Short exercise
From the entries that follow, pick out all lines holding "this".

Figure contents as structured data
- - - - -

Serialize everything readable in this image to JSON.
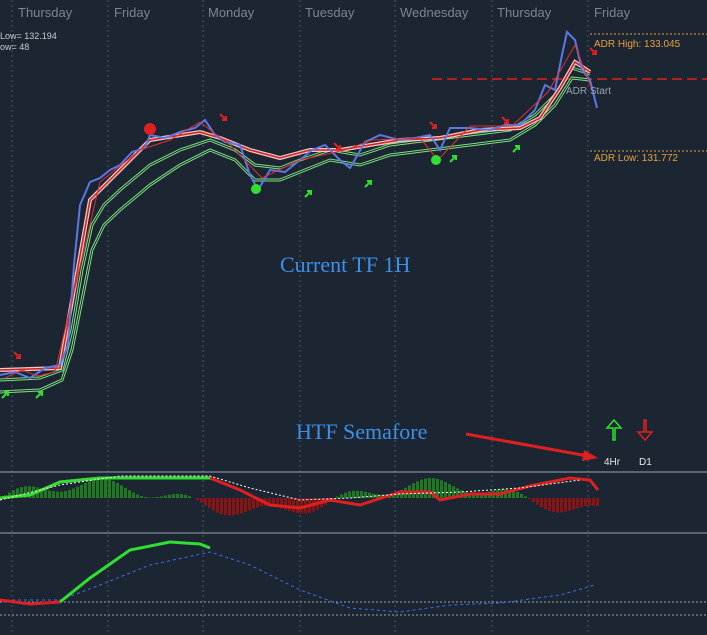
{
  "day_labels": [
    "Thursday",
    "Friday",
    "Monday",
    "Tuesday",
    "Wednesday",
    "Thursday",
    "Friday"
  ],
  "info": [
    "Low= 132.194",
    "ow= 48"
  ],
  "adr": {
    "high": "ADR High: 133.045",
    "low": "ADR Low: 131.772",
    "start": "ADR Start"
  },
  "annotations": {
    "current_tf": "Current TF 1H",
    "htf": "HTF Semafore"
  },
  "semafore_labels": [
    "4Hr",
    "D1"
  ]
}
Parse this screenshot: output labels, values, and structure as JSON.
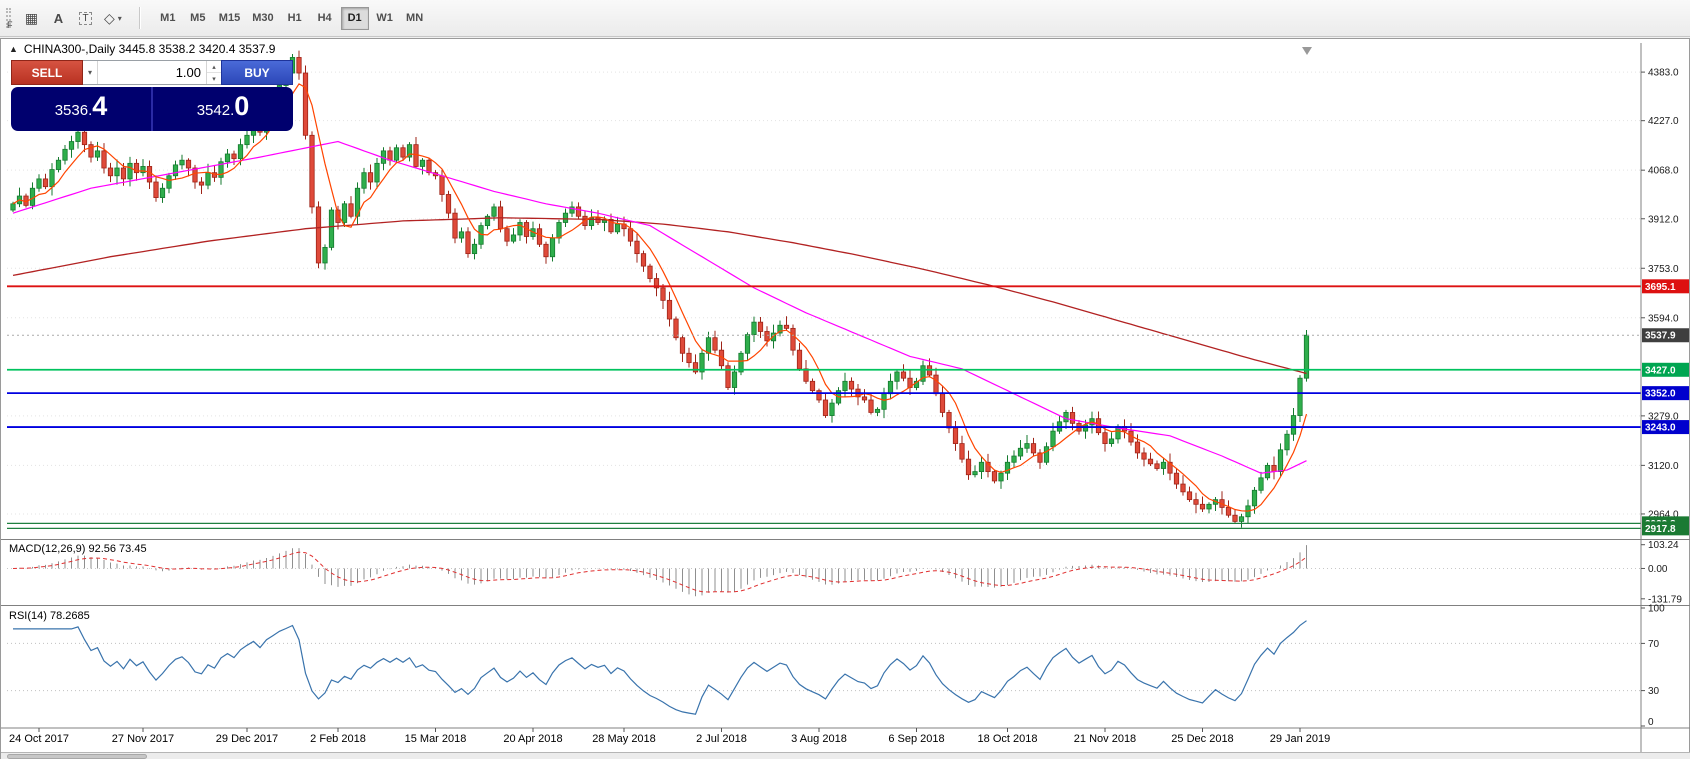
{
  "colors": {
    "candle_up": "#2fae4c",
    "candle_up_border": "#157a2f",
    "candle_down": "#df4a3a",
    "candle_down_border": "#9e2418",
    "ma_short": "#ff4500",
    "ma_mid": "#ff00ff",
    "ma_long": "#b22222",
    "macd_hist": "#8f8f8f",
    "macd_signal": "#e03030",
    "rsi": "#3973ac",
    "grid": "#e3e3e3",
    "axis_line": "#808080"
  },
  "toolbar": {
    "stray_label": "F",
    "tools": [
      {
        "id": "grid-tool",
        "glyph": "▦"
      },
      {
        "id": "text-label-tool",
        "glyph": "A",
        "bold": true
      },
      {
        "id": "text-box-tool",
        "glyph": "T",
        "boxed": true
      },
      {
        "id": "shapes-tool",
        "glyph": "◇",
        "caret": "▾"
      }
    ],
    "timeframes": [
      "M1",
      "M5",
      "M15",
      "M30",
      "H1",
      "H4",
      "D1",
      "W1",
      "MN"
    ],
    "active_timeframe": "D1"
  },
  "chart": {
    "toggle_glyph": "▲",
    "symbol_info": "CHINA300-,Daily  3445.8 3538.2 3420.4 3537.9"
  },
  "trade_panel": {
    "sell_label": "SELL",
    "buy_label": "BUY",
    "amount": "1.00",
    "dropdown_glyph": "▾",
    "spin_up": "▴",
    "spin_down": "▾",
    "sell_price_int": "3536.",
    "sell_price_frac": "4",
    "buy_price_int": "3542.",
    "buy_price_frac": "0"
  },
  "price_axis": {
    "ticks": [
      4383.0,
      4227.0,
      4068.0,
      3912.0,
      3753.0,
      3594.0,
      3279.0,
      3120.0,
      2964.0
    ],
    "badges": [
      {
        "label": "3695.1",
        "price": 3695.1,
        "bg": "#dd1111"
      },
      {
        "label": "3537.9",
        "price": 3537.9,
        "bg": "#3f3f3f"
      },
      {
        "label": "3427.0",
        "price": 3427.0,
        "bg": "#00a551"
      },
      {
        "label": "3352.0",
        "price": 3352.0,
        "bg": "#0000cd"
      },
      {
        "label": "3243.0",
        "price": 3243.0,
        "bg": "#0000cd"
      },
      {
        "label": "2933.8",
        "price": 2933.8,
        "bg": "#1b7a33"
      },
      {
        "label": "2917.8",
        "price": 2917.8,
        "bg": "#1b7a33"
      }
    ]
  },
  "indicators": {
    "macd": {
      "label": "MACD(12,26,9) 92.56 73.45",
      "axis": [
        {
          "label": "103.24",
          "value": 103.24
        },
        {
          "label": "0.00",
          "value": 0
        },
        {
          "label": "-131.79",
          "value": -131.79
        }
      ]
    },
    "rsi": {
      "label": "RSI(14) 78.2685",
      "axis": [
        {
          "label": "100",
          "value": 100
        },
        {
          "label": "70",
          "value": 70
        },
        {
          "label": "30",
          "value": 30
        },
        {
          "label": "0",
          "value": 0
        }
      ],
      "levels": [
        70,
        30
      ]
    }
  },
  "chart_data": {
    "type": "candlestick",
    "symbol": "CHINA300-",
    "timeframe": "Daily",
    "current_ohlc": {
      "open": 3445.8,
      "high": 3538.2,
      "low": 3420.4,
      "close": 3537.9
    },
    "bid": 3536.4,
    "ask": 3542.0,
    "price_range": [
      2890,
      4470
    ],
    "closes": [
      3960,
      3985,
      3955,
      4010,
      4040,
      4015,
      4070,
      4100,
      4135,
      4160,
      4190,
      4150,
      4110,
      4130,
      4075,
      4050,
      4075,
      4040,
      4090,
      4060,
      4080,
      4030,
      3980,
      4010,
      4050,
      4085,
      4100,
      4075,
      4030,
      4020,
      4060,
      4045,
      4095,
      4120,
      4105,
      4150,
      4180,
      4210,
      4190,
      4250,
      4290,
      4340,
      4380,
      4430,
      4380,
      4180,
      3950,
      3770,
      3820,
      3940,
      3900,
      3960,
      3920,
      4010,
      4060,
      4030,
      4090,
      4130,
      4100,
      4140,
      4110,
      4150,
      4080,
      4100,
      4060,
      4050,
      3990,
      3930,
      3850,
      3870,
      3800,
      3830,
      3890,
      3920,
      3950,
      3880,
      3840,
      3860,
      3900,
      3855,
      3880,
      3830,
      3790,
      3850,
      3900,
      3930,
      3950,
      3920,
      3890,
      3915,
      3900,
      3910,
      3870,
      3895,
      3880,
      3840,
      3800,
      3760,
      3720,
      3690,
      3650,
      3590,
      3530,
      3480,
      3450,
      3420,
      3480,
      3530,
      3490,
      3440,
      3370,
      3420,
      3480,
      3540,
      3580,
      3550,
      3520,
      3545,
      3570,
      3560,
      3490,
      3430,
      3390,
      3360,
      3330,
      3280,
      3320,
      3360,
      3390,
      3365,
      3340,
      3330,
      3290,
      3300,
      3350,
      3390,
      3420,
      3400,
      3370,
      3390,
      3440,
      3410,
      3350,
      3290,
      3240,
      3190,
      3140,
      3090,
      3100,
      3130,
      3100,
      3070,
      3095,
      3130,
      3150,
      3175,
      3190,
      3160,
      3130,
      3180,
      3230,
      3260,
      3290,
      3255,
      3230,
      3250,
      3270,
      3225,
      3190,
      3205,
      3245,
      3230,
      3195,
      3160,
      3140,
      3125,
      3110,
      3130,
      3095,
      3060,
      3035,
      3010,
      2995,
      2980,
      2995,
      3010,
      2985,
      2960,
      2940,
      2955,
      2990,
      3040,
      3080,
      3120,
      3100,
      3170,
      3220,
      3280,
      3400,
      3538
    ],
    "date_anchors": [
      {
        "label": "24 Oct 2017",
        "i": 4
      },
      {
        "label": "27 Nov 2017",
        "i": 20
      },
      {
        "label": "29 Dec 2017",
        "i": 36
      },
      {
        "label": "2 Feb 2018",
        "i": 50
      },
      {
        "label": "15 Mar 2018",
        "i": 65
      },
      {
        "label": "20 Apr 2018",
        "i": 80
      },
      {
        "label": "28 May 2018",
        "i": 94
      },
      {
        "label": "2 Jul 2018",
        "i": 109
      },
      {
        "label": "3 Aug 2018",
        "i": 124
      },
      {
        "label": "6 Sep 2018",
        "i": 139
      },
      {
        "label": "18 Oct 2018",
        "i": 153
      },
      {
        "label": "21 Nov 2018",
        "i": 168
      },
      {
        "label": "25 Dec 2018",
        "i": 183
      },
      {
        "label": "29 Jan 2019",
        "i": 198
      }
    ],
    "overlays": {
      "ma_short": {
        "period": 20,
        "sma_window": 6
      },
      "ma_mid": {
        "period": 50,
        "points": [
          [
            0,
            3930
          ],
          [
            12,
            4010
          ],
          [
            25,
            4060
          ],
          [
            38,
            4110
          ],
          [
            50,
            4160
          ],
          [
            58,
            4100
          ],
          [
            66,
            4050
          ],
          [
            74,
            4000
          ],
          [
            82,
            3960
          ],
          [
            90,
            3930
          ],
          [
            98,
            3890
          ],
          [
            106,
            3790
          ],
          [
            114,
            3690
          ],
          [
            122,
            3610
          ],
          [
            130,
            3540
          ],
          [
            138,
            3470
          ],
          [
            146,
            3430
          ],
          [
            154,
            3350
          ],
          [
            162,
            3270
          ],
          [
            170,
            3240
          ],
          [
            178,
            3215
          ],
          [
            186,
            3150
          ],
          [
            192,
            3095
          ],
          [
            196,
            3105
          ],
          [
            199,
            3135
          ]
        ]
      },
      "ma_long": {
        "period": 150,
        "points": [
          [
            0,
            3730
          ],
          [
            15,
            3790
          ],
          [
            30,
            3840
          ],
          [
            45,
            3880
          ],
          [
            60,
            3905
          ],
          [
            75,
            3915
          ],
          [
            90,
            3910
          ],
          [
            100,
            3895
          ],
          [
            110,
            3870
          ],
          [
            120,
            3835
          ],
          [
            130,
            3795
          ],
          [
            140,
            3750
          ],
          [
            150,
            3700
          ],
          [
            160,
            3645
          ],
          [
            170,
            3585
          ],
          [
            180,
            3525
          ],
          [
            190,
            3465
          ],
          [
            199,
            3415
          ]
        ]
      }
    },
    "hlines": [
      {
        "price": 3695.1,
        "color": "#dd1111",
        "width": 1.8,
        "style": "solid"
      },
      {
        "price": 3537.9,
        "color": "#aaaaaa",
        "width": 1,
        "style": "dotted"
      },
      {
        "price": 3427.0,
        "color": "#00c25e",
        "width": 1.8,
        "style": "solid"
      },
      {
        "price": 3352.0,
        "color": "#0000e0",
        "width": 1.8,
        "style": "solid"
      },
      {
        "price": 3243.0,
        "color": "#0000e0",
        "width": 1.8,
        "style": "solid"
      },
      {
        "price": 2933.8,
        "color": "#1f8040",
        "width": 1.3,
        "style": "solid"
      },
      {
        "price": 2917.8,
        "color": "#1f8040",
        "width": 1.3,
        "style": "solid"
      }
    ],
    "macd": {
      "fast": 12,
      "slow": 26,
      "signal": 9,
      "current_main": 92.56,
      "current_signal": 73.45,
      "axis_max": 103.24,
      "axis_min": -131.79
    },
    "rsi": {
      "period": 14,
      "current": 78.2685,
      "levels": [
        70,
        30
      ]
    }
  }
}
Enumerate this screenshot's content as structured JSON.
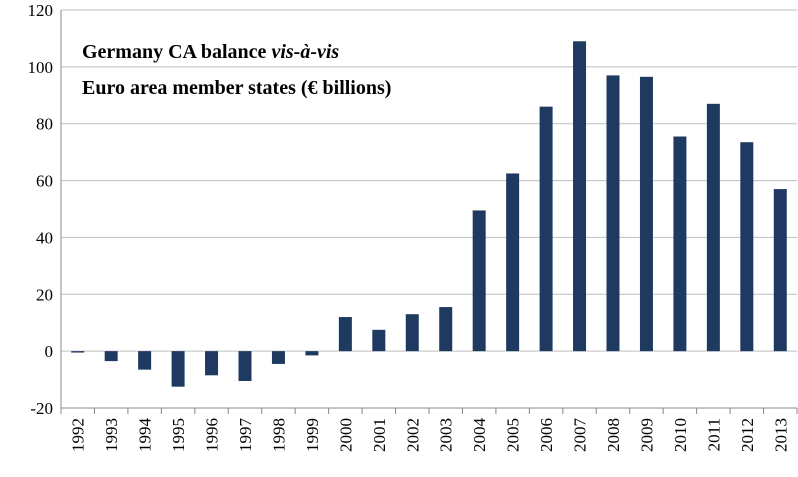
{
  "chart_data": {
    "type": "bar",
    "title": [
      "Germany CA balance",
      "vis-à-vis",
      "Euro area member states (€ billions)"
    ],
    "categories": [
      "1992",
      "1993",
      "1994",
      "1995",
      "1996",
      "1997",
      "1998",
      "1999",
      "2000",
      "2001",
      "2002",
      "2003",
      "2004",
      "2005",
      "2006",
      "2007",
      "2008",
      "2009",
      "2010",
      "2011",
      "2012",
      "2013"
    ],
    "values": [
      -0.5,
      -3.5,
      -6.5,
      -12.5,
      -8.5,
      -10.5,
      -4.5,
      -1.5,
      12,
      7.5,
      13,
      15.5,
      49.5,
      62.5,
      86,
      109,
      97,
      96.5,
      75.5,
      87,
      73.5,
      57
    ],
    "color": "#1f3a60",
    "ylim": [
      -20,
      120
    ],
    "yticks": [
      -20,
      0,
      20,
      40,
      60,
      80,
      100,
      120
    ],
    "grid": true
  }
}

- - - - -

Task solution
Serialize everything readable in this image to JSON.
Parse this screenshot: output labels, values, and structure as JSON.
Enumerate this screenshot's content as structured JSON.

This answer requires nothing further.